#### [Exercise prompt]
Transcribe the records that follow. Keep every word exactly, and drop the pictures.

* Start Material for this task *

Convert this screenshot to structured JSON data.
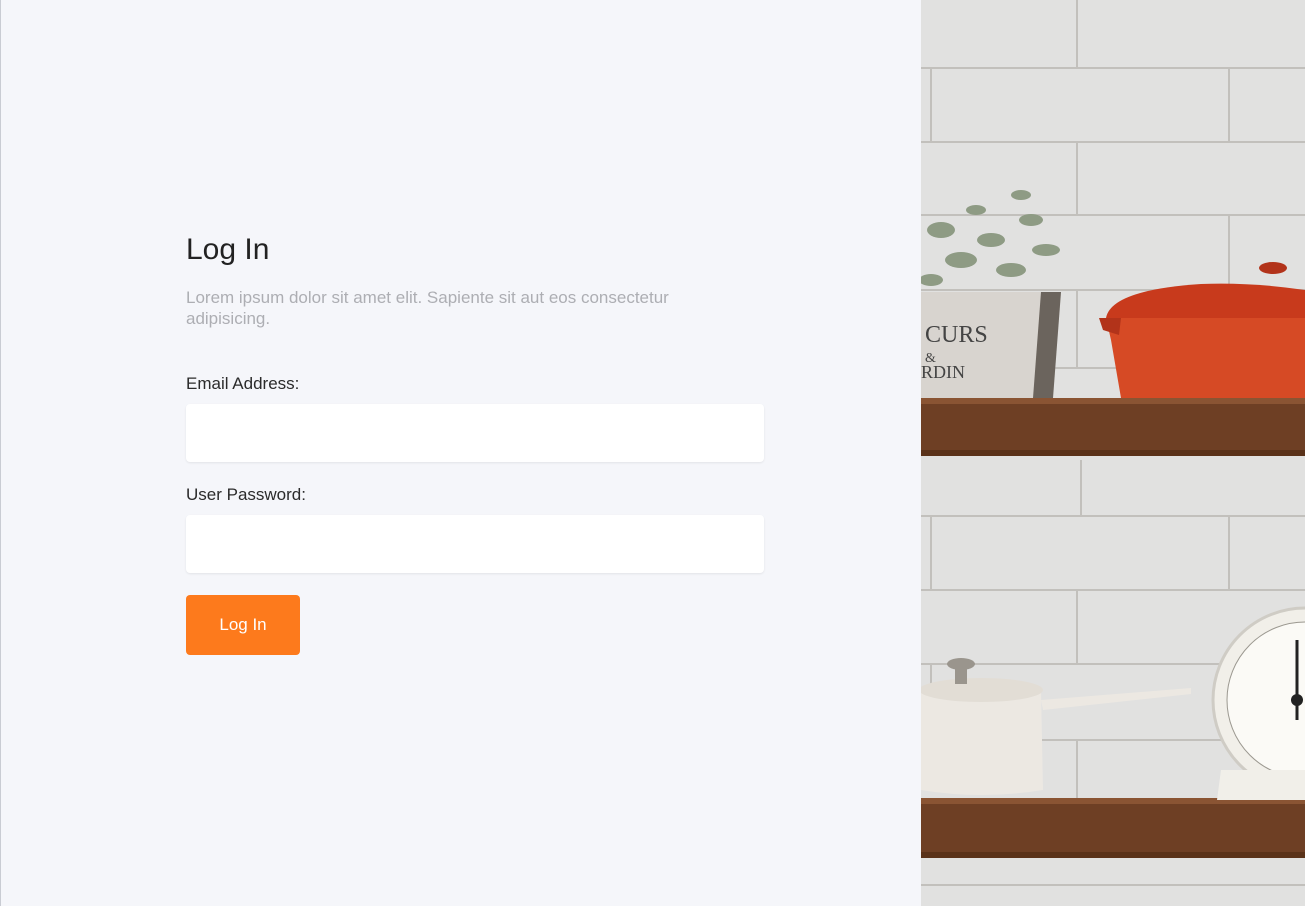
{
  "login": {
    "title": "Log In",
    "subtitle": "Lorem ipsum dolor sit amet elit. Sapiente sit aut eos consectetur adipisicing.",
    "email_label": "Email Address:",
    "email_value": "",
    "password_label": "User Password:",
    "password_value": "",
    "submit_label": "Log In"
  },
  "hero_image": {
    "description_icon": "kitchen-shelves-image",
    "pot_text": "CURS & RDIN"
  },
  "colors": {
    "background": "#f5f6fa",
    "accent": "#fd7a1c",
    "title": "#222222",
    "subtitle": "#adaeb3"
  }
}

* End Material for this task *

#### [Finished exercise]
Convert this screenshot to structured JSON data.
{
  "login": {
    "title": "Log In",
    "subtitle": "Lorem ipsum dolor sit amet elit. Sapiente sit aut eos consectetur adipisicing.",
    "email_label": "Email Address:",
    "email_value": "",
    "password_label": "User Password:",
    "password_value": "",
    "submit_label": "Log In"
  },
  "hero_image": {
    "description_icon": "kitchen-shelves-image",
    "pot_text": "CURS & RDIN"
  },
  "colors": {
    "background": "#f5f6fa",
    "accent": "#fd7a1c",
    "title": "#222222",
    "subtitle": "#adaeb3"
  }
}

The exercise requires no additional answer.